WHAT YOU SHOULD DO: Identify every line in the records below that contains the word "people", and copy each of those lines.

MATERIALS PROVIDED:
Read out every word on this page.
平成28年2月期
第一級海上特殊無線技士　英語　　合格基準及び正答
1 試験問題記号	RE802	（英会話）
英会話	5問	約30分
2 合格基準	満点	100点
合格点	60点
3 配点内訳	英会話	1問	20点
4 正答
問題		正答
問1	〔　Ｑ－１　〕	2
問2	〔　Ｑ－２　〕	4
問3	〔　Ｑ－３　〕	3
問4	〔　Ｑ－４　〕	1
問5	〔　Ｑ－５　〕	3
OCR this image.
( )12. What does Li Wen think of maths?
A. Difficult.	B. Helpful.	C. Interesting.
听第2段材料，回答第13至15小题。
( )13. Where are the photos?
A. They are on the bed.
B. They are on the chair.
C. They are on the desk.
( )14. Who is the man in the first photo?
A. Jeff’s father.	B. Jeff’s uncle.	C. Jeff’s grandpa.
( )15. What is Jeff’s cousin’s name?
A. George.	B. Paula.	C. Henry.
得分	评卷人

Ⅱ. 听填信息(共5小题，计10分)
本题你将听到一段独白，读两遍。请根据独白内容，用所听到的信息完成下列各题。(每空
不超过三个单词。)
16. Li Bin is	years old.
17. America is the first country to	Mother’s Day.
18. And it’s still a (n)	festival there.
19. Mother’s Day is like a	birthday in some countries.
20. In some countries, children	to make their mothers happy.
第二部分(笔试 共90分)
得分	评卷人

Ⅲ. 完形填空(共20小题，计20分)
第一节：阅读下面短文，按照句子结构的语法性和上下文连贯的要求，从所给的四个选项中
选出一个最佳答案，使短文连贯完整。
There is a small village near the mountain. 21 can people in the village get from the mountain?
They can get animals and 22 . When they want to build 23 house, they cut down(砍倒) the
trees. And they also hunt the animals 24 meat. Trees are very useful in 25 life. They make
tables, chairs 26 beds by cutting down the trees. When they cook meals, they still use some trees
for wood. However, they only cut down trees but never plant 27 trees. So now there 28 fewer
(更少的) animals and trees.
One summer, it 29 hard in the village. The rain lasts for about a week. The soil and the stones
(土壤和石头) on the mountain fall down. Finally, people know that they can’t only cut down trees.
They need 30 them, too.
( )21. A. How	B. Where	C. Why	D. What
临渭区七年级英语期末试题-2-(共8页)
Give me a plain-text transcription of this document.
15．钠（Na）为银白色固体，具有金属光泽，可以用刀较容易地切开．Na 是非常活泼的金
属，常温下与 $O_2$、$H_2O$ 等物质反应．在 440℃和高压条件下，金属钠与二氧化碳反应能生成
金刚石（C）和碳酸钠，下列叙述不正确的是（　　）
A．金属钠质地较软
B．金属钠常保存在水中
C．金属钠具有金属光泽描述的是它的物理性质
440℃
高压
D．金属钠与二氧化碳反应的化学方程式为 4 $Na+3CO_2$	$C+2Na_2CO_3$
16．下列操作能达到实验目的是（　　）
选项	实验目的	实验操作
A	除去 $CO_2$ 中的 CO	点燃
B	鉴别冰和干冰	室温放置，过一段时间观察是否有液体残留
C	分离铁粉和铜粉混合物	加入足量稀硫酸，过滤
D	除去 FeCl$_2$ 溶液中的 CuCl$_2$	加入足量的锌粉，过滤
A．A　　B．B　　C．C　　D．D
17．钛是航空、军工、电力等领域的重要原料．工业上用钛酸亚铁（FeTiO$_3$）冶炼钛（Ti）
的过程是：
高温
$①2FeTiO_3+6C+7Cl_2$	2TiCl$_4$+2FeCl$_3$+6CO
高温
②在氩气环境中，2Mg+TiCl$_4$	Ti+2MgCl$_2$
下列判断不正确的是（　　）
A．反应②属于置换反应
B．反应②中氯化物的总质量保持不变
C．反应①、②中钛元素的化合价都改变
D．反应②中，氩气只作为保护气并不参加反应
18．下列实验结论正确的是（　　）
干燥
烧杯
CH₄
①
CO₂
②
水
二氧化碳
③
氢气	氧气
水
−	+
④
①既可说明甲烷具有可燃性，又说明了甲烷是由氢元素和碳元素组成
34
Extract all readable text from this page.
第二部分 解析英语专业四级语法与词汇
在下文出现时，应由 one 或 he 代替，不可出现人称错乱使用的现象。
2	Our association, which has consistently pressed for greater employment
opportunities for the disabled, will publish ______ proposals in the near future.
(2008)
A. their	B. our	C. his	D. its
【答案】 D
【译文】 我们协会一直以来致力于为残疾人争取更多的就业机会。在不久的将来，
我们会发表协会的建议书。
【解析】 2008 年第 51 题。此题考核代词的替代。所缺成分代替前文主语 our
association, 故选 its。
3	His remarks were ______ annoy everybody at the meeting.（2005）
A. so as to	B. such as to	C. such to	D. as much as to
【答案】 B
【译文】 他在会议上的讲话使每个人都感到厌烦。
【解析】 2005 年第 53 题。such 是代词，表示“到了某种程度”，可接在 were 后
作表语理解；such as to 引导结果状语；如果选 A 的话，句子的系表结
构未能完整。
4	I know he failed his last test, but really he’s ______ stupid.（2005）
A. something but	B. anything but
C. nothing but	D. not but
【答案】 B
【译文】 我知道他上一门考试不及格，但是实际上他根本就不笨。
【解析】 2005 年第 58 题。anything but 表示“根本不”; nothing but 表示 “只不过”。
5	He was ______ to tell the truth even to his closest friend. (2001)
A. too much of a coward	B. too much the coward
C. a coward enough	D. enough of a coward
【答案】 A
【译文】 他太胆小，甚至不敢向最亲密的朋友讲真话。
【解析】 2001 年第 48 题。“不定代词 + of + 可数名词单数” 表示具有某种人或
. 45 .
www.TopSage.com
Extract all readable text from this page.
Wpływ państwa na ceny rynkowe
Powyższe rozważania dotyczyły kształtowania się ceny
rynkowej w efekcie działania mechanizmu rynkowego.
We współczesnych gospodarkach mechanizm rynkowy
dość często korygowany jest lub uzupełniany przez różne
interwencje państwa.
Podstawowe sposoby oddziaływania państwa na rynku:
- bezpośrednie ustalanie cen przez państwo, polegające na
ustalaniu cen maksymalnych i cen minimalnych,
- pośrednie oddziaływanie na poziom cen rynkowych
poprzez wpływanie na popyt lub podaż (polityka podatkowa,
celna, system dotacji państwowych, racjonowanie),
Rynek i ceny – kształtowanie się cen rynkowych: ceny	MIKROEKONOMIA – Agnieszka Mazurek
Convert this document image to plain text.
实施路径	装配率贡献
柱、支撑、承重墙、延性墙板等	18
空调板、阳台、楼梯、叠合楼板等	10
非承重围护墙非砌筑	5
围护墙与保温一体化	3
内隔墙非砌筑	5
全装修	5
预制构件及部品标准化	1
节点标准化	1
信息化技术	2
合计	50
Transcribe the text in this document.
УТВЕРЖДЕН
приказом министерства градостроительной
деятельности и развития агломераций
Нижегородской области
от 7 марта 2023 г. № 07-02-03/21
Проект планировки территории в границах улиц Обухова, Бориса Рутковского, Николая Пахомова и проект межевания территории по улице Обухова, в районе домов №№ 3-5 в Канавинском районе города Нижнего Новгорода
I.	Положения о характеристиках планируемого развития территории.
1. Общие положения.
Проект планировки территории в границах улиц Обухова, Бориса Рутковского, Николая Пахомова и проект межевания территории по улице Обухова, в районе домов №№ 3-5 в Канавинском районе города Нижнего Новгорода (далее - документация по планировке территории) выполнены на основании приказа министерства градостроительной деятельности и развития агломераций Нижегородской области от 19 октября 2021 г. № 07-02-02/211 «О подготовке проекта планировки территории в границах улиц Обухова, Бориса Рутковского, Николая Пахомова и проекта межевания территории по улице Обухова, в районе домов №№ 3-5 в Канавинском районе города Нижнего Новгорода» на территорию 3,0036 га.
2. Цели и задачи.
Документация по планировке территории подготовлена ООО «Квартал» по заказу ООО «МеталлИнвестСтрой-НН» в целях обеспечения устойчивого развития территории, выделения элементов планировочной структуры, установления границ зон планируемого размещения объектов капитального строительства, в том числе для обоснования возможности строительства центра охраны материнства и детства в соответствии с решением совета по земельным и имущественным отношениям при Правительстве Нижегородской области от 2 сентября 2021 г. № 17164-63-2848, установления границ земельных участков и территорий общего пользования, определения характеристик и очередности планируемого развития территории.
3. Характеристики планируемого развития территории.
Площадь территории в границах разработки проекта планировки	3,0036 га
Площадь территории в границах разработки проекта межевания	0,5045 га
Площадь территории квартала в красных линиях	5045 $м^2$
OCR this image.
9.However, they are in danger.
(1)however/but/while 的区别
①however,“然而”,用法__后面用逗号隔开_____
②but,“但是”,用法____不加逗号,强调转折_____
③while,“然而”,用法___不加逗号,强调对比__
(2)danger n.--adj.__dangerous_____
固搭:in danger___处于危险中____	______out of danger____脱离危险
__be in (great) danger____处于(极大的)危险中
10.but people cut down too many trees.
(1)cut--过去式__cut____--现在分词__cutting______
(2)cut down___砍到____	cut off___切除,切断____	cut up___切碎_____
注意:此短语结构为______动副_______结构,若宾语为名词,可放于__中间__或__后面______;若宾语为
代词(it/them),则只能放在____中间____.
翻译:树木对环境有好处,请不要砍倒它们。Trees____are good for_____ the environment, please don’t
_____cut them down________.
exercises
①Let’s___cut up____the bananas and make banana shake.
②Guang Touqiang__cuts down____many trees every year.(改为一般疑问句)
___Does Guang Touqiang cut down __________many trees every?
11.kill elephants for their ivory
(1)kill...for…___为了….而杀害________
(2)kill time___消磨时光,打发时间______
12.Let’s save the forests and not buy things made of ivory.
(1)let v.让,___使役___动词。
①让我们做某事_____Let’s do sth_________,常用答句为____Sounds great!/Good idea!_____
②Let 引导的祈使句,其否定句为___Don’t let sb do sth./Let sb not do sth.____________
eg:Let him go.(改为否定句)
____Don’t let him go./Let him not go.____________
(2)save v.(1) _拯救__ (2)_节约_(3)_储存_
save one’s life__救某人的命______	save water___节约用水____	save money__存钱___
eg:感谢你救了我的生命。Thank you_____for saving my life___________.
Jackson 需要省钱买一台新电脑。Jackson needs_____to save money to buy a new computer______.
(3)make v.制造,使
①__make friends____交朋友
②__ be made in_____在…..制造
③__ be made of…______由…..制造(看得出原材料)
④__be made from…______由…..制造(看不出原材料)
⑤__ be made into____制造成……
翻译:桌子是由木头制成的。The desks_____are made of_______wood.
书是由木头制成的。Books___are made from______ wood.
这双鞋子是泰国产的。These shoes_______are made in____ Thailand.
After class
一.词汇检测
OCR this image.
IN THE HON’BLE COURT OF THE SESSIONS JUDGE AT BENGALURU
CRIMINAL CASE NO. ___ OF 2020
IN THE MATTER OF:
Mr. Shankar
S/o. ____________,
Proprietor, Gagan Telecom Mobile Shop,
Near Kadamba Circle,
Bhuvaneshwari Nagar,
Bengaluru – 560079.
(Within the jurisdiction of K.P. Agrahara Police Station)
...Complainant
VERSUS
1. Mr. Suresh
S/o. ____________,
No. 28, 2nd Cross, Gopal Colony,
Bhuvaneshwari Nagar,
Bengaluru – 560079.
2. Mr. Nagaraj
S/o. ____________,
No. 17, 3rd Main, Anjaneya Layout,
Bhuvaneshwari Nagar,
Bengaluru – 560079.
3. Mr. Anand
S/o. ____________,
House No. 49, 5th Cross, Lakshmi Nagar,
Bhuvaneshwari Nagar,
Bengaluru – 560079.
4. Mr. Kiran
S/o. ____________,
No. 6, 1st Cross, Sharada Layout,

RESULT:
There is a small village near the mountain. 21 can people in the village get from the mountain?
(土壤和石头) on the mountain fall down. Finally, people know that they can’t only cut down trees.
10.but people cut down too many trees.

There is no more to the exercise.